- _What you need to do_: Copy, from the entries below, each line where the word "title" can be found.

- _Records shown_:
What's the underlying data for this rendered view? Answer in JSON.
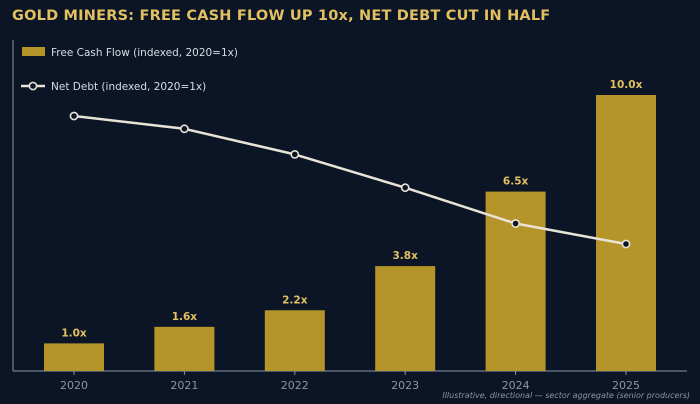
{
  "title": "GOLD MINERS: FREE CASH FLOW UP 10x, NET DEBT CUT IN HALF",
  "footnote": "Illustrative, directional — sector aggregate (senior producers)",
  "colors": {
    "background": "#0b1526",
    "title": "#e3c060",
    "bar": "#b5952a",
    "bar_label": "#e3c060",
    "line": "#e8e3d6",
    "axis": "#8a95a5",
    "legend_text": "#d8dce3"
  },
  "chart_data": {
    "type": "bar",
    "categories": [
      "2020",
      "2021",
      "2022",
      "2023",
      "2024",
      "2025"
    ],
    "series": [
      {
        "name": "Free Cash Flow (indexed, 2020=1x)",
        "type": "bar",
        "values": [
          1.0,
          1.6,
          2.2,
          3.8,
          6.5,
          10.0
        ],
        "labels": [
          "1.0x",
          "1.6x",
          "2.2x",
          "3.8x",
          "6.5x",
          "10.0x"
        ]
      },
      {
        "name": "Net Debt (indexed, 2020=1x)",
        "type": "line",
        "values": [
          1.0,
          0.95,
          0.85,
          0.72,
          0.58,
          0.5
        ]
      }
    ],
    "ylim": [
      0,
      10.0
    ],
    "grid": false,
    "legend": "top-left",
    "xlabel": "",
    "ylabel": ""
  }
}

--

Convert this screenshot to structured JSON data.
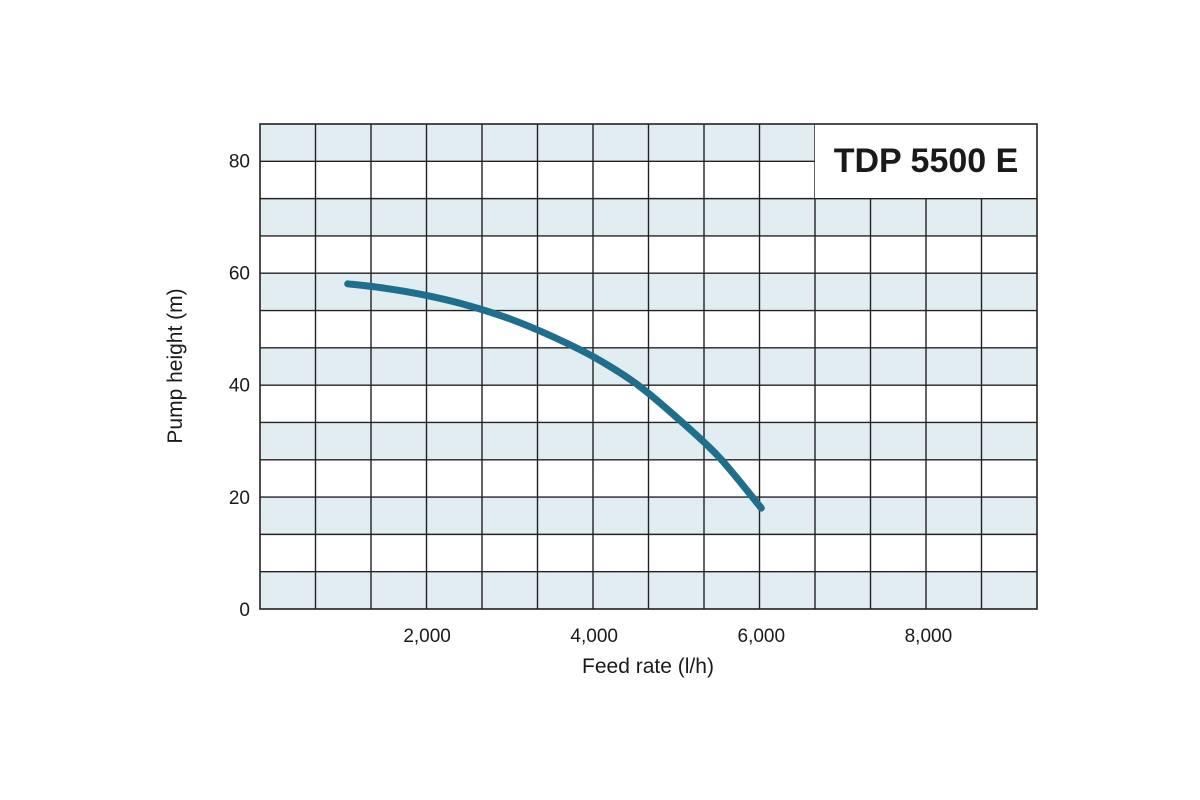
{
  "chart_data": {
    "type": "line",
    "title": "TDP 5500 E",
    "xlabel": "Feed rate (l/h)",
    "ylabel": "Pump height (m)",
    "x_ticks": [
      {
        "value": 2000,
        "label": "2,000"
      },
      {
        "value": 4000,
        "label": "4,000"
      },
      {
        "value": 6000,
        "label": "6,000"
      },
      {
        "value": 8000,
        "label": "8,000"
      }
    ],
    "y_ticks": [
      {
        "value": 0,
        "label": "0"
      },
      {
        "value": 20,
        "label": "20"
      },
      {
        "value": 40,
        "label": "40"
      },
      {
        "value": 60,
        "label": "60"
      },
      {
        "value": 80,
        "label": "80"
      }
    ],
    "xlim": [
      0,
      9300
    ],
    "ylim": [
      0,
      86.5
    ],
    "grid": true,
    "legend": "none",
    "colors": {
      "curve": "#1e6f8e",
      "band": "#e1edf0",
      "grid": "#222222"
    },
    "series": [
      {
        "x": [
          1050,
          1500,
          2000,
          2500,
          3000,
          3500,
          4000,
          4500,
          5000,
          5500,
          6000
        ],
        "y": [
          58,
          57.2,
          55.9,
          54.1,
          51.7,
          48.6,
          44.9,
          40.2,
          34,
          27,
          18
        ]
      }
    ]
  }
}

- _Solved exercise_:
  "title": "GOLD MINERS: FREE CASH FLOW UP 10x, NET DEBT CUT IN HALF",
    "title": "#e3c060",
    "title": "TDP 5500 E",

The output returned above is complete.